Stored data |
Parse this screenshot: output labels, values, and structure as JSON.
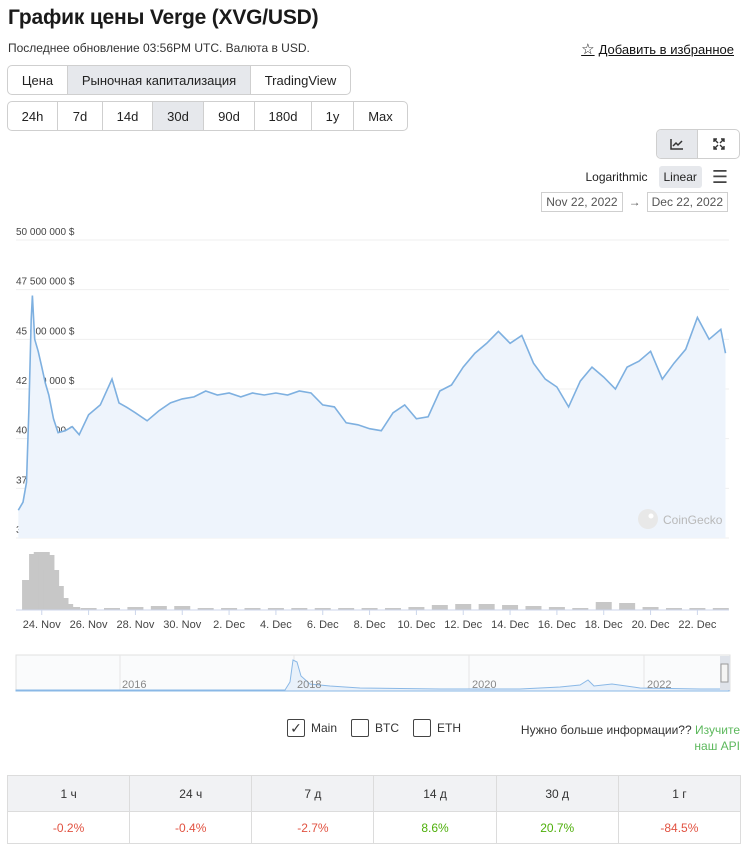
{
  "page": {
    "title": "График цены Verge (XVG/USD)",
    "subtitle": "Последнее обновление 03:56PM UTC. Валюта в USD.",
    "favorite_label": "Добавить в избранное"
  },
  "tabs": [
    {
      "label": "Цена",
      "active": false
    },
    {
      "label": "Рыночная капитализация",
      "active": true
    },
    {
      "label": "TradingView",
      "active": false
    }
  ],
  "ranges": [
    {
      "label": "24h",
      "active": false
    },
    {
      "label": "7d",
      "active": false
    },
    {
      "label": "14d",
      "active": false
    },
    {
      "label": "30d",
      "active": true
    },
    {
      "label": "90d",
      "active": false
    },
    {
      "label": "180d",
      "active": false
    },
    {
      "label": "1y",
      "active": false
    },
    {
      "label": "Max",
      "active": false
    }
  ],
  "view_buttons": {
    "line_icon": "line-chart-icon",
    "expand_icon": "expand-icon"
  },
  "scale": {
    "logarithmic": "Logarithmic",
    "linear": "Linear",
    "active": "linear",
    "menu_icon": "hamburger-icon"
  },
  "date_range": {
    "from": "Nov 22, 2022",
    "arrow": "→",
    "to": "Dec 22, 2022"
  },
  "watermark": "CoinGecko",
  "colors": {
    "line": "#7eb0e0",
    "area": "#eef4fc",
    "volume": "#c7c7c7",
    "negative": "#e15241",
    "positive": "#4eaf0a",
    "link": "#5cb85c"
  },
  "chart_data": {
    "type": "line",
    "ylim": [
      35000000,
      50000000
    ],
    "y_ticks": [
      "35 000 000 $",
      "37 500 000 $",
      "40 000 000 $",
      "42 500 000 $",
      "45 000 000 $",
      "47 500 000 $",
      "50 000 000 $"
    ],
    "y_tick_values": [
      35000000,
      37500000,
      40000000,
      42500000,
      45000000,
      47500000,
      50000000
    ],
    "xlim": [
      -0.1,
      30.35
    ],
    "x_ticks": [
      "24. Nov",
      "26. Nov",
      "28. Nov",
      "30. Nov",
      "2. Dec",
      "4. Dec",
      "6. Dec",
      "8. Dec",
      "10. Dec",
      "12. Dec",
      "14. Dec",
      "16. Dec",
      "18. Dec",
      "20. Dec",
      "22. Dec"
    ],
    "x_tick_days": [
      1,
      3,
      5,
      7,
      9,
      11,
      13,
      15,
      17,
      19,
      21,
      23,
      25,
      27,
      29
    ],
    "series": [
      {
        "x": [
          0,
          0.2,
          0.35,
          0.45,
          0.55,
          0.6,
          0.7,
          0.85,
          1,
          1.15,
          1.3,
          1.5,
          1.7,
          2,
          2.3,
          2.6,
          3,
          3.5,
          4,
          4.3,
          4.6,
          5,
          5.5,
          6,
          6.5,
          7,
          7.5,
          8,
          8.5,
          9,
          9.5,
          10,
          10.5,
          11,
          11.5,
          12,
          12.5,
          13,
          13.5,
          14,
          14.5,
          15,
          15.5,
          16,
          16.5,
          17,
          17.5,
          18,
          18.5,
          19,
          19.5,
          20,
          20.5,
          21,
          21.5,
          22,
          22.5,
          23,
          23.5,
          24,
          24.5,
          25,
          25.5,
          26,
          26.5,
          27,
          27.5,
          28,
          28.5,
          29,
          29.5,
          30,
          30.2
        ],
        "y": [
          36400000,
          36800000,
          37800000,
          41500000,
          46000000,
          47200000,
          45000000,
          44400000,
          43600000,
          42800000,
          42200000,
          41000000,
          40300000,
          40400000,
          40600000,
          40200000,
          41200000,
          41700000,
          43000000,
          41800000,
          41600000,
          41300000,
          40900000,
          41400000,
          41800000,
          42000000,
          42100000,
          42400000,
          42200000,
          42300000,
          42100000,
          42300000,
          42200000,
          42300000,
          42200000,
          42400000,
          42300000,
          41700000,
          41600000,
          40800000,
          40700000,
          40500000,
          40400000,
          41300000,
          41700000,
          41000000,
          41100000,
          42400000,
          42700000,
          43600000,
          44300000,
          44800000,
          45400000,
          44800000,
          45200000,
          43800000,
          43000000,
          42600000,
          41600000,
          42900000,
          43600000,
          43100000,
          42500000,
          43600000,
          43900000,
          44400000,
          43000000,
          43800000,
          44500000,
          46100000,
          45000000,
          45500000,
          44300000
        ]
      }
    ],
    "volume": {
      "x": [
        0.5,
        0.8,
        1.0,
        1.2,
        1.4,
        1.6,
        1.8,
        2.0,
        2.3,
        3,
        4,
        5,
        6,
        7,
        8,
        9,
        10,
        11,
        12,
        13,
        14,
        15,
        16,
        17,
        18,
        19,
        20,
        21,
        22,
        23,
        24,
        25,
        26,
        27,
        28,
        29,
        30
      ],
      "values": [
        30,
        56,
        58,
        55,
        40,
        24,
        12,
        6,
        3,
        2,
        2,
        3,
        4,
        4,
        2,
        2,
        2,
        2,
        2,
        2,
        2,
        2,
        2,
        3,
        5,
        6,
        6,
        5,
        4,
        3,
        2,
        8,
        7,
        3,
        2,
        2,
        2
      ]
    },
    "navigator": {
      "x_ticks": [
        "2016",
        "2018",
        "2020",
        "2022"
      ]
    }
  },
  "checkboxes": [
    {
      "label": "Main",
      "checked": true
    },
    {
      "label": "BTC",
      "checked": false
    },
    {
      "label": "ETH",
      "checked": false
    }
  ],
  "api_promo": {
    "text": "Нужно больше информации??",
    "link": "Изучите наш API"
  },
  "performance": {
    "headers": [
      "1 ч",
      "24 ч",
      "7 д",
      "14 д",
      "30 д",
      "1 г"
    ],
    "values": [
      "-0.2%",
      "-0.4%",
      "-2.7%",
      "8.6%",
      "20.7%",
      "-84.5%"
    ]
  }
}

Exercise description | Please transcribe the material above exactly as written. Leave the pictures out.

Answer to this task |
Parse this screenshot: output labels, values, and structure as JSON.
{
  "page": {
    "title": "График цены Verge (XVG/USD)",
    "subtitle": "Последнее обновление 03:56PM UTC. Валюта в USD.",
    "favorite_label": "Добавить в избранное"
  },
  "tabs": [
    {
      "label": "Цена",
      "active": false
    },
    {
      "label": "Рыночная капитализация",
      "active": true
    },
    {
      "label": "TradingView",
      "active": false
    }
  ],
  "ranges": [
    {
      "label": "24h",
      "active": false
    },
    {
      "label": "7d",
      "active": false
    },
    {
      "label": "14d",
      "active": false
    },
    {
      "label": "30d",
      "active": true
    },
    {
      "label": "90d",
      "active": false
    },
    {
      "label": "180d",
      "active": false
    },
    {
      "label": "1y",
      "active": false
    },
    {
      "label": "Max",
      "active": false
    }
  ],
  "view_buttons": {
    "line_icon": "line-chart-icon",
    "expand_icon": "expand-icon"
  },
  "scale": {
    "logarithmic": "Logarithmic",
    "linear": "Linear",
    "active": "linear",
    "menu_icon": "hamburger-icon"
  },
  "date_range": {
    "from": "Nov 22, 2022",
    "arrow": "→",
    "to": "Dec 22, 2022"
  },
  "watermark": "CoinGecko",
  "colors": {
    "line": "#7eb0e0",
    "area": "#eef4fc",
    "volume": "#c7c7c7",
    "negative": "#e15241",
    "positive": "#4eaf0a",
    "link": "#5cb85c"
  },
  "chart_data": {
    "type": "line",
    "ylim": [
      35000000,
      50000000
    ],
    "y_ticks": [
      "35 000 000 $",
      "37 500 000 $",
      "40 000 000 $",
      "42 500 000 $",
      "45 000 000 $",
      "47 500 000 $",
      "50 000 000 $"
    ],
    "y_tick_values": [
      35000000,
      37500000,
      40000000,
      42500000,
      45000000,
      47500000,
      50000000
    ],
    "xlim": [
      -0.1,
      30.35
    ],
    "x_ticks": [
      "24. Nov",
      "26. Nov",
      "28. Nov",
      "30. Nov",
      "2. Dec",
      "4. Dec",
      "6. Dec",
      "8. Dec",
      "10. Dec",
      "12. Dec",
      "14. Dec",
      "16. Dec",
      "18. Dec",
      "20. Dec",
      "22. Dec"
    ],
    "x_tick_days": [
      1,
      3,
      5,
      7,
      9,
      11,
      13,
      15,
      17,
      19,
      21,
      23,
      25,
      27,
      29
    ],
    "series": [
      {
        "x": [
          0,
          0.2,
          0.35,
          0.45,
          0.55,
          0.6,
          0.7,
          0.85,
          1,
          1.15,
          1.3,
          1.5,
          1.7,
          2,
          2.3,
          2.6,
          3,
          3.5,
          4,
          4.3,
          4.6,
          5,
          5.5,
          6,
          6.5,
          7,
          7.5,
          8,
          8.5,
          9,
          9.5,
          10,
          10.5,
          11,
          11.5,
          12,
          12.5,
          13,
          13.5,
          14,
          14.5,
          15,
          15.5,
          16,
          16.5,
          17,
          17.5,
          18,
          18.5,
          19,
          19.5,
          20,
          20.5,
          21,
          21.5,
          22,
          22.5,
          23,
          23.5,
          24,
          24.5,
          25,
          25.5,
          26,
          26.5,
          27,
          27.5,
          28,
          28.5,
          29,
          29.5,
          30,
          30.2
        ],
        "y": [
          36400000,
          36800000,
          37800000,
          41500000,
          46000000,
          47200000,
          45000000,
          44400000,
          43600000,
          42800000,
          42200000,
          41000000,
          40300000,
          40400000,
          40600000,
          40200000,
          41200000,
          41700000,
          43000000,
          41800000,
          41600000,
          41300000,
          40900000,
          41400000,
          41800000,
          42000000,
          42100000,
          42400000,
          42200000,
          42300000,
          42100000,
          42300000,
          42200000,
          42300000,
          42200000,
          42400000,
          42300000,
          41700000,
          41600000,
          40800000,
          40700000,
          40500000,
          40400000,
          41300000,
          41700000,
          41000000,
          41100000,
          42400000,
          42700000,
          43600000,
          44300000,
          44800000,
          45400000,
          44800000,
          45200000,
          43800000,
          43000000,
          42600000,
          41600000,
          42900000,
          43600000,
          43100000,
          42500000,
          43600000,
          43900000,
          44400000,
          43000000,
          43800000,
          44500000,
          46100000,
          45000000,
          45500000,
          44300000
        ]
      }
    ],
    "volume": {
      "x": [
        0.5,
        0.8,
        1.0,
        1.2,
        1.4,
        1.6,
        1.8,
        2.0,
        2.3,
        3,
        4,
        5,
        6,
        7,
        8,
        9,
        10,
        11,
        12,
        13,
        14,
        15,
        16,
        17,
        18,
        19,
        20,
        21,
        22,
        23,
        24,
        25,
        26,
        27,
        28,
        29,
        30
      ],
      "values": [
        30,
        56,
        58,
        55,
        40,
        24,
        12,
        6,
        3,
        2,
        2,
        3,
        4,
        4,
        2,
        2,
        2,
        2,
        2,
        2,
        2,
        2,
        2,
        3,
        5,
        6,
        6,
        5,
        4,
        3,
        2,
        8,
        7,
        3,
        2,
        2,
        2
      ]
    },
    "navigator": {
      "x_ticks": [
        "2016",
        "2018",
        "2020",
        "2022"
      ]
    }
  },
  "checkboxes": [
    {
      "label": "Main",
      "checked": true
    },
    {
      "label": "BTC",
      "checked": false
    },
    {
      "label": "ETH",
      "checked": false
    }
  ],
  "api_promo": {
    "text": "Нужно больше информации??",
    "link": "Изучите наш API"
  },
  "performance": {
    "headers": [
      "1 ч",
      "24 ч",
      "7 д",
      "14 д",
      "30 д",
      "1 г"
    ],
    "values": [
      "-0.2%",
      "-0.4%",
      "-2.7%",
      "8.6%",
      "20.7%",
      "-84.5%"
    ]
  }
}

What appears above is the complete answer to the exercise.